***** GIVEN ENTRIES

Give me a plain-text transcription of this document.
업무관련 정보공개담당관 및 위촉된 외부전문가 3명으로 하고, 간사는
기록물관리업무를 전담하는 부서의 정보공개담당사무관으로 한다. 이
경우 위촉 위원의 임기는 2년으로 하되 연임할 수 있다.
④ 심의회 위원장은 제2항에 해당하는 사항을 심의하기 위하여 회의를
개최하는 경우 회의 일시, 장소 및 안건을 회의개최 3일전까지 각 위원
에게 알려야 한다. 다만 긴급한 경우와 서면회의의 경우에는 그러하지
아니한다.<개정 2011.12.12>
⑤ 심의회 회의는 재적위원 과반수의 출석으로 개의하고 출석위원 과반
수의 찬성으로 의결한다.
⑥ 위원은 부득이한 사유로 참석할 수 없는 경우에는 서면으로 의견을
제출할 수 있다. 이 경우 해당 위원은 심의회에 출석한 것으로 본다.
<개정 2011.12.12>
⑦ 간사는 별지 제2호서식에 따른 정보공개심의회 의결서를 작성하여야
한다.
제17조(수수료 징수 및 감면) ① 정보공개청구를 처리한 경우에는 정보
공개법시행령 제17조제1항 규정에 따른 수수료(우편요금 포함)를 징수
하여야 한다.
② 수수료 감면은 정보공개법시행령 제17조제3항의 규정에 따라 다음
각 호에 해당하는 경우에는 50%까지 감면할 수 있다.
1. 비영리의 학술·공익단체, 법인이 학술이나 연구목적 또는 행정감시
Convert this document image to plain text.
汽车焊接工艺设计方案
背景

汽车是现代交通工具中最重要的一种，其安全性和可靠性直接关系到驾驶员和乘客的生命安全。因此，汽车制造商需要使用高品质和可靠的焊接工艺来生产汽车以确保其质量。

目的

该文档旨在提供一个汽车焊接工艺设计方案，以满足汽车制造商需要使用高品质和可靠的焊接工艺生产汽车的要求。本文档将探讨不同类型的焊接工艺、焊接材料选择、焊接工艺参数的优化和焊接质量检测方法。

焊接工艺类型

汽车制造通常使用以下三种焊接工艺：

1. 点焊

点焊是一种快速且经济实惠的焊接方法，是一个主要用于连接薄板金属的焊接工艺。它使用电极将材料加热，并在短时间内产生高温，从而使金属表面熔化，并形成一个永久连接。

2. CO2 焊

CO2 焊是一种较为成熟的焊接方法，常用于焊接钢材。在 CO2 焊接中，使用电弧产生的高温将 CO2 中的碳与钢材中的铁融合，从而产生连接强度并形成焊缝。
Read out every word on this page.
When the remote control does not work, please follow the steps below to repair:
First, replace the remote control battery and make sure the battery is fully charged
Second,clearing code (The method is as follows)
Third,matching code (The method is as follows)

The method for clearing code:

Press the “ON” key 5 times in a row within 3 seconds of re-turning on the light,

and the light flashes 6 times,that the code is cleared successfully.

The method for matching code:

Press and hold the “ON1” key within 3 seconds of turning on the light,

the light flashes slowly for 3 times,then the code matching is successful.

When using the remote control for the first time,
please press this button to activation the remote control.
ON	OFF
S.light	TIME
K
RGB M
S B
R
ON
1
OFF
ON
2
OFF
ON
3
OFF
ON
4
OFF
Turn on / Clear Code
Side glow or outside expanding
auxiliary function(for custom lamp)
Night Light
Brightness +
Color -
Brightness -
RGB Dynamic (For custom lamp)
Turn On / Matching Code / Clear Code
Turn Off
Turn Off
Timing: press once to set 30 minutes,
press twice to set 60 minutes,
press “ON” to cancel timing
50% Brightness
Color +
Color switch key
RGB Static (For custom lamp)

**********

**WHAT THE TASK ASKS**
Write out every entry word for word.

**OUTPUT FOR THIS EXERCISE**
Give me a plain-text transcription of this document.
업무관련 정보공개담당관 및 위촉된 외부전문가 3명으로 하고, 간사는
기록물관리업무를 전담하는 부서의 정보공개담당사무관으로 한다. 이
경우 위촉 위원의 임기는 2년으로 하되 연임할 수 있다.
④ 심의회 위원장은 제2항에 해당하는 사항을 심의하기 위하여 회의를
개최하는 경우 회의 일시, 장소 및 안건을 회의개최 3일전까지 각 위원
에게 알려야 한다. 다만 긴급한 경우와 서면회의의 경우에는 그러하지
아니한다.<개정 2011.12.12>
⑤ 심의회 회의는 재적위원 과반수의 출석으로 개의하고 출석위원 과반
수의 찬성으로 의결한다.
⑥ 위원은 부득이한 사유로 참석할 수 없는 경우에는 서면으로 의견을
제출할 수 있다. 이 경우 해당 위원은 심의회에 출석한 것으로 본다.
<개정 2011.12.12>
⑦ 간사는 별지 제2호서식에 따른 정보공개심의회 의결서를 작성하여야
한다.
제17조(수수료 징수 및 감면) ① 정보공개청구를 처리한 경우에는 정보
공개법시행령 제17조제1항 규정에 따른 수수료(우편요금 포함)를 징수
하여야 한다.
② 수수료 감면은 정보공개법시행령 제17조제3항의 규정에 따라 다음
각 호에 해당하는 경우에는 50%까지 감면할 수 있다.
1. 비영리의 학술·공익단체, 법인이 학술이나 연구목적 또는 행정감시
Convert this document image to plain text.
汽车焊接工艺设计方案
背景

汽车是现代交通工具中最重要的一种，其安全性和可靠性直接关系到驾驶员和乘客的生命安全。因此，汽车制造商需要使用高品质和可靠的焊接工艺来生产汽车以确保其质量。

目的

该文档旨在提供一个汽车焊接工艺设计方案，以满足汽车制造商需要使用高品质和可靠的焊接工艺生产汽车的要求。本文档将探讨不同类型的焊接工艺、焊接材料选择、焊接工艺参数的优化和焊接质量检测方法。

焊接工艺类型

汽车制造通常使用以下三种焊接工艺：

1. 点焊

点焊是一种快速且经济实惠的焊接方法，是一个主要用于连接薄板金属的焊接工艺。它使用电极将材料加热，并在短时间内产生高温，从而使金属表面熔化，并形成一个永久连接。

2. CO2 焊

CO2 焊是一种较为成熟的焊接方法，常用于焊接钢材。在 CO2 焊接中，使用电弧产生的高温将 CO2 中的碳与钢材中的铁融合，从而产生连接强度并形成焊缝。
Read out every word on this page.
When the remote control does not work, please follow the steps below to repair:
First, replace the remote control battery and make sure the battery is fully charged
Second,clearing code (The method is as follows)
Third,matching code (The method is as follows)

The method for clearing code:

Press the “ON” key 5 times in a row within 3 seconds of re-turning on the light,

and the light flashes 6 times,that the code is cleared successfully.

The method for matching code:

Press and hold the “ON1” key within 3 seconds of turning on the light,

the light flashes slowly for 3 times,then the code matching is successful.

When using the remote control for the first time,
please press this button to activation the remote control.
ON	OFF
S.light	TIME
K
RGB M
S B
R
ON
1
OFF
ON
2
OFF
ON
3
OFF
ON
4
OFF
Turn on / Clear Code
Side glow or outside expanding
auxiliary function(for custom lamp)
Night Light
Brightness +
Color -
Brightness -
RGB Dynamic (For custom lamp)
Turn On / Matching Code / Clear Code
Turn Off
Turn Off
Timing: press once to set 30 minutes,
press twice to set 60 minutes,
press “ON” to cancel timing
50% Brightness
Color +
Color switch key
RGB Static (For custom lamp)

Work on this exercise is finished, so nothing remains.